— START OF DATA FOR THIS EXERCISE —

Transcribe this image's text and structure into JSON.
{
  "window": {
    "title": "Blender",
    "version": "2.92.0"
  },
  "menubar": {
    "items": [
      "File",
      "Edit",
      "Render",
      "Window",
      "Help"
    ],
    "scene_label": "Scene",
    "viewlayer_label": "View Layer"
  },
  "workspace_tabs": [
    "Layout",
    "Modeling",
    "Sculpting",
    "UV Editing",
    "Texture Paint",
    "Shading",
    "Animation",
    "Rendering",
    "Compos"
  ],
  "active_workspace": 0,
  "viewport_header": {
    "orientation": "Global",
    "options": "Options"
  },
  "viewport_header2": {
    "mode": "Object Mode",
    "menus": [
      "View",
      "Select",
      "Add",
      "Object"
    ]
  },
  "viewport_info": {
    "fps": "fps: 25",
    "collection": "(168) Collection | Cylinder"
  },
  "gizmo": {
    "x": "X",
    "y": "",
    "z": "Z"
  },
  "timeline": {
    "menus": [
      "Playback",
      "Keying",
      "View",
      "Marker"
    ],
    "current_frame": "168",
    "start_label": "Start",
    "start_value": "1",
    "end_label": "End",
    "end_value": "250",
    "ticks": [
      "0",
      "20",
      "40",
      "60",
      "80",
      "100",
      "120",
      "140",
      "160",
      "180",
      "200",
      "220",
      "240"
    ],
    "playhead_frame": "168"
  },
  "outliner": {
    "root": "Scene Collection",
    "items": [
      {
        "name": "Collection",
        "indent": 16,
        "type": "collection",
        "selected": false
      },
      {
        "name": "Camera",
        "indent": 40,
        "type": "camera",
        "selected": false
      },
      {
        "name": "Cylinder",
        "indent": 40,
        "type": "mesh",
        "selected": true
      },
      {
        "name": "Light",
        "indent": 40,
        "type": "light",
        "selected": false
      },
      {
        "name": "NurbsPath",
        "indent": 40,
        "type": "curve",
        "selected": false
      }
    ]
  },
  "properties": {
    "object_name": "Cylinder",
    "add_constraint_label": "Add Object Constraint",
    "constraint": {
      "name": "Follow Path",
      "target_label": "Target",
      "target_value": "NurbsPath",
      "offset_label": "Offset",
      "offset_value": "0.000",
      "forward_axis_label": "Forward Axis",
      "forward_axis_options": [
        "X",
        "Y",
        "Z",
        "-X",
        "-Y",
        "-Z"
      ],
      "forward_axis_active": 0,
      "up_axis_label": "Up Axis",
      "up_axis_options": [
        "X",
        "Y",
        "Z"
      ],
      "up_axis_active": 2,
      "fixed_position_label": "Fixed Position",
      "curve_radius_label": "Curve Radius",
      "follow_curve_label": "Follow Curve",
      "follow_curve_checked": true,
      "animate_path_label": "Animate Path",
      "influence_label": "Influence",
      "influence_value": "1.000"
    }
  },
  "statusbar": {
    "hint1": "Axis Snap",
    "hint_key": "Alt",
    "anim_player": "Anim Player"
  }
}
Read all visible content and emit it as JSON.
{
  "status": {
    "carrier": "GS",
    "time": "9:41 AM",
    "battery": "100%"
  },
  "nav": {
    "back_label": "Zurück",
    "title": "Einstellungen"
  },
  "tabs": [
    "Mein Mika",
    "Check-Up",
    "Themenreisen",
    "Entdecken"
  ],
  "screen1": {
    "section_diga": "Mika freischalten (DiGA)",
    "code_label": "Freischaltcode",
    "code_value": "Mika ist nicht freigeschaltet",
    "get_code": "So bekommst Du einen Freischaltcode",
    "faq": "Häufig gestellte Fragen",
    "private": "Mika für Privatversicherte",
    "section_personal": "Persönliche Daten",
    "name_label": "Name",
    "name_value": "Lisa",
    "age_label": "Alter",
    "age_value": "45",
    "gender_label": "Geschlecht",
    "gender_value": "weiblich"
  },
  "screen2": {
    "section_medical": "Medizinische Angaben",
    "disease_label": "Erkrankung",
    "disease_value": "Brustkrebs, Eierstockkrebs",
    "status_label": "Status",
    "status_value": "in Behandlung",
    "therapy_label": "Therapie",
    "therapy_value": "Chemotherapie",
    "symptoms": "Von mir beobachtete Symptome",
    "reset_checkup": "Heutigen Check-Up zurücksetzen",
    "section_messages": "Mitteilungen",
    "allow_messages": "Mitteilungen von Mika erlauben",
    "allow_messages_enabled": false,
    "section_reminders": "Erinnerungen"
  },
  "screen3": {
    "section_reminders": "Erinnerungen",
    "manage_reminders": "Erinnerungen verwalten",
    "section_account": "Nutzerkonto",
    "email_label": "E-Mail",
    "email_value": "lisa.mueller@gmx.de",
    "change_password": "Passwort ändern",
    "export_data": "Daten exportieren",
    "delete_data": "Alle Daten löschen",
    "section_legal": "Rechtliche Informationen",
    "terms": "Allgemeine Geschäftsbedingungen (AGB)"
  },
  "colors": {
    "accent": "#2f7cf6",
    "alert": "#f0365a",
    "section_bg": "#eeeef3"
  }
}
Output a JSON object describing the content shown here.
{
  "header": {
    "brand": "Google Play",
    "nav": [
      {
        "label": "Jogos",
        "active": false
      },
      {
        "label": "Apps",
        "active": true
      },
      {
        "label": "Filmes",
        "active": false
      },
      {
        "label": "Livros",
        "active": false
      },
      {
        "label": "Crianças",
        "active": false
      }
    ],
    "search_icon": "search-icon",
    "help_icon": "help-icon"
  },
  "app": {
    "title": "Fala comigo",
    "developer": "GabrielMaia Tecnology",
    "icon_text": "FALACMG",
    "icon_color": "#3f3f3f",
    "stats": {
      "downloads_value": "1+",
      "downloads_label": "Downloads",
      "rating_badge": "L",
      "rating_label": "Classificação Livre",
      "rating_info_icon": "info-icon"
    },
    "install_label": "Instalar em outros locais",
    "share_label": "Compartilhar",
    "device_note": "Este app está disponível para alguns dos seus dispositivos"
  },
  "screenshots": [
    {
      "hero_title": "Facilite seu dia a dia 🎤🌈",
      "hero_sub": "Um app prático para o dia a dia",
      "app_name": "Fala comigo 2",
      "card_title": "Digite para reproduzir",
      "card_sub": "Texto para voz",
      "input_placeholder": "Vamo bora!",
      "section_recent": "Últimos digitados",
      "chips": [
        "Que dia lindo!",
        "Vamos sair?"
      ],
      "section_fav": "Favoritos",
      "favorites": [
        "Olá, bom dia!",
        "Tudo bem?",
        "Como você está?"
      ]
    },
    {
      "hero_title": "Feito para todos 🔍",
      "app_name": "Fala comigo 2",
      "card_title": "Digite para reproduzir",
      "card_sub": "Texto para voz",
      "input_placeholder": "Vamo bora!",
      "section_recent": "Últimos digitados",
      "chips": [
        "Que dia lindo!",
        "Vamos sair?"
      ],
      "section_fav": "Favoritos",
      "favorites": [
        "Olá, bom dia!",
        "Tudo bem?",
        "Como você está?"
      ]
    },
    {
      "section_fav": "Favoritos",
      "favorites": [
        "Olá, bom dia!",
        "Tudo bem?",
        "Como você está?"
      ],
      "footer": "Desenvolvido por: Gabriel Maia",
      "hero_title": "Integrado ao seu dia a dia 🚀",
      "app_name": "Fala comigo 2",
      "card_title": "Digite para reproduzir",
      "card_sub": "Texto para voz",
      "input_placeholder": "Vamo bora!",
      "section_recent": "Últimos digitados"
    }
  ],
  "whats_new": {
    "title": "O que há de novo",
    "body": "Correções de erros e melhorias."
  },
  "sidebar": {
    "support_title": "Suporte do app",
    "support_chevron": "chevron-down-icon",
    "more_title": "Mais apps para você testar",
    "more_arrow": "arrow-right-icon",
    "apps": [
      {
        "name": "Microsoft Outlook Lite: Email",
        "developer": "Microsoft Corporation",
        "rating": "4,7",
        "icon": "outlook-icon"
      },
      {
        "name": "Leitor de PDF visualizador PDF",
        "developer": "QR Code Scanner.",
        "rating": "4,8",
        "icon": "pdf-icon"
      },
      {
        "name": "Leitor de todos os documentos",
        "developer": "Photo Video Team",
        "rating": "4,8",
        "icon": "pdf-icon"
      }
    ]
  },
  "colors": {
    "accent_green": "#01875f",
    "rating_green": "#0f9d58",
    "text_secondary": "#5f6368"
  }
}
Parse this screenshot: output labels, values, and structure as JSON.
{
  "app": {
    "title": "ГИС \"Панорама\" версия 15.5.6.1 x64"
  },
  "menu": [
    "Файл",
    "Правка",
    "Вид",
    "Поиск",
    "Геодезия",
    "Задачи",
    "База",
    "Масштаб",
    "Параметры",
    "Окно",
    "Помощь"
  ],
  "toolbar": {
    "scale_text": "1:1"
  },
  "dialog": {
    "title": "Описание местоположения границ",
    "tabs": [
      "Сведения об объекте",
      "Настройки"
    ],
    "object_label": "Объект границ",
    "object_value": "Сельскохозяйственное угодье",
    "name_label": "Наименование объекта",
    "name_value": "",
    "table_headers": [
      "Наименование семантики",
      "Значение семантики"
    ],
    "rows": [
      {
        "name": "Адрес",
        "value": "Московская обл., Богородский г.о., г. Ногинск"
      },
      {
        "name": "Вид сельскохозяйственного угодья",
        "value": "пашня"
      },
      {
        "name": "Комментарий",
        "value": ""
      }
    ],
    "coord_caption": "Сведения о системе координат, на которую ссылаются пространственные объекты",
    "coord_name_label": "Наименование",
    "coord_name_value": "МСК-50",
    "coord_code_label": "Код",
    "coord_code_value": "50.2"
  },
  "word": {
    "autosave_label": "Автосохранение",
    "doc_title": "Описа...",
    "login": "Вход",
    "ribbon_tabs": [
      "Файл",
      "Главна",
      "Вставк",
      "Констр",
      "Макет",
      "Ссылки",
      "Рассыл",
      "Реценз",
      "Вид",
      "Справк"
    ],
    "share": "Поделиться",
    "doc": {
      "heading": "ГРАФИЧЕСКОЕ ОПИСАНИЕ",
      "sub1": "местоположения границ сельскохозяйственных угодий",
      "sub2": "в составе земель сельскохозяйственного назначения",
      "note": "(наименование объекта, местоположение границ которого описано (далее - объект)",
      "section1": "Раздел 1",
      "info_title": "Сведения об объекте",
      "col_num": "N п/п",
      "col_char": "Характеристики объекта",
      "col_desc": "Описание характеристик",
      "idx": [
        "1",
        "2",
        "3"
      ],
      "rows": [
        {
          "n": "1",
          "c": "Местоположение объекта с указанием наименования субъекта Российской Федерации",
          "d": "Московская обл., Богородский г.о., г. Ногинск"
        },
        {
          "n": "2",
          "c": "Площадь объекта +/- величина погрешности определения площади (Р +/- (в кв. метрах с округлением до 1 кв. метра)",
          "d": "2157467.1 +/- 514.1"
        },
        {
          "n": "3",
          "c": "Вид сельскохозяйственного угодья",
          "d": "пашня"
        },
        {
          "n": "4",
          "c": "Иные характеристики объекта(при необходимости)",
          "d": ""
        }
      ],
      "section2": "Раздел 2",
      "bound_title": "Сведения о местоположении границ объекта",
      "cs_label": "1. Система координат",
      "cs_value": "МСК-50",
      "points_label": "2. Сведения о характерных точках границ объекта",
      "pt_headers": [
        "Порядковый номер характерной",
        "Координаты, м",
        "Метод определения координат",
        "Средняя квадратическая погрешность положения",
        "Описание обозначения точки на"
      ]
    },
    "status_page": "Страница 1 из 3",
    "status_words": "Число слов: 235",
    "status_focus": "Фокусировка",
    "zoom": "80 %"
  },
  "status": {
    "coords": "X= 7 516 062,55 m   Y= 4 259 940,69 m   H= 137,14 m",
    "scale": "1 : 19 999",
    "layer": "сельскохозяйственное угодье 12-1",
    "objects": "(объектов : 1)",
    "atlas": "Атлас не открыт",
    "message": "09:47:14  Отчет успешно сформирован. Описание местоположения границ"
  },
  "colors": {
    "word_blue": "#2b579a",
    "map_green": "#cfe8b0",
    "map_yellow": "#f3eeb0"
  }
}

— END OF DATA FOR THIS EXERCISE —

§ **WHAT IS BEING ASKED**
State only how many lines in the material include "Cylinder".

§ **EXERCISE RESULT**
3